- **What to produce**: Transcribe all the records with complete accuracy.

- **Records shown**:
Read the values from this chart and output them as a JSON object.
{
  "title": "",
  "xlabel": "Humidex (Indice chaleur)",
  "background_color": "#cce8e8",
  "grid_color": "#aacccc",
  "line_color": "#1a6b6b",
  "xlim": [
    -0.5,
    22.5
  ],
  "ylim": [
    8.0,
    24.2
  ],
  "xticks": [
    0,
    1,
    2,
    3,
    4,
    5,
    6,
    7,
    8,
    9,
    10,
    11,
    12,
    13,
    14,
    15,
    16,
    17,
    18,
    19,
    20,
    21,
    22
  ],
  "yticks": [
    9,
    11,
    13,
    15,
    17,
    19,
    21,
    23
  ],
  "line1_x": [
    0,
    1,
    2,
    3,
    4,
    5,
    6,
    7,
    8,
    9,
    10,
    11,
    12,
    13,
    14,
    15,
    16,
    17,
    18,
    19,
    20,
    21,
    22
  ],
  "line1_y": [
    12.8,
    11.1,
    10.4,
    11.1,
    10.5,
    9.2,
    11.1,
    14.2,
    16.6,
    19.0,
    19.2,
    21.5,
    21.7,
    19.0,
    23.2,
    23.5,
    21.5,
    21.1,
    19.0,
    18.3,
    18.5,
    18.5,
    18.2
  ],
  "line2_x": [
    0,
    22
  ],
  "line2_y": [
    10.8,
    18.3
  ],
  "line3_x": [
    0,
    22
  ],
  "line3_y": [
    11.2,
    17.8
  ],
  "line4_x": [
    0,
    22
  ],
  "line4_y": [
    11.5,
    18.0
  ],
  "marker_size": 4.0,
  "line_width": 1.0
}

- **Answer to this problem**:
Read the values from this chart and output them as a JSON object.
{
  "title": "",
  "xlabel": "Humidex (Indice chaleur)",
  "background_color": "#cce8e8",
  "grid_color": "#aacccc",
  "line_color": "#1a6b6b",
  "xlim": [
    -0.5,
    22.5
  ],
  "ylim": [
    8.0,
    24.2
  ],
  "xticks": [
    0,
    1,
    2,
    3,
    4,
    5,
    6,
    7,
    8,
    9,
    10,
    11,
    12,
    13,
    14,
    15,
    16,
    17,
    18,
    19,
    20,
    21,
    22
  ],
  "yticks": [
    9,
    11,
    13,
    15,
    17,
    19,
    21,
    23
  ],
  "line1_x": [
    0,
    1,
    2,
    3,
    4,
    5,
    6,
    7,
    8,
    9,
    10,
    11,
    12,
    13,
    14,
    15,
    16,
    17,
    18,
    19,
    20,
    21,
    22
  ],
  "line1_y": [
    12.8,
    11.1,
    10.4,
    11.1,
    10.5,
    9.2,
    11.1,
    14.2,
    16.6,
    19.0,
    19.2,
    21.5,
    21.7,
    19.0,
    23.2,
    23.5,
    21.5,
    21.1,
    19.0,
    18.3,
    18.5,
    18.5,
    18.2
  ],
  "line2_x": [
    0,
    22
  ],
  "line2_y": [
    10.8,
    18.3
  ],
  "line3_x": [
    0,
    22
  ],
  "line3_y": [
    11.2,
    17.8
  ],
  "line4_x": [
    0,
    22
  ],
  "line4_y": [
    11.5,
    18.0
  ],
  "marker_size": 4.0,
  "line_width": 1.0
}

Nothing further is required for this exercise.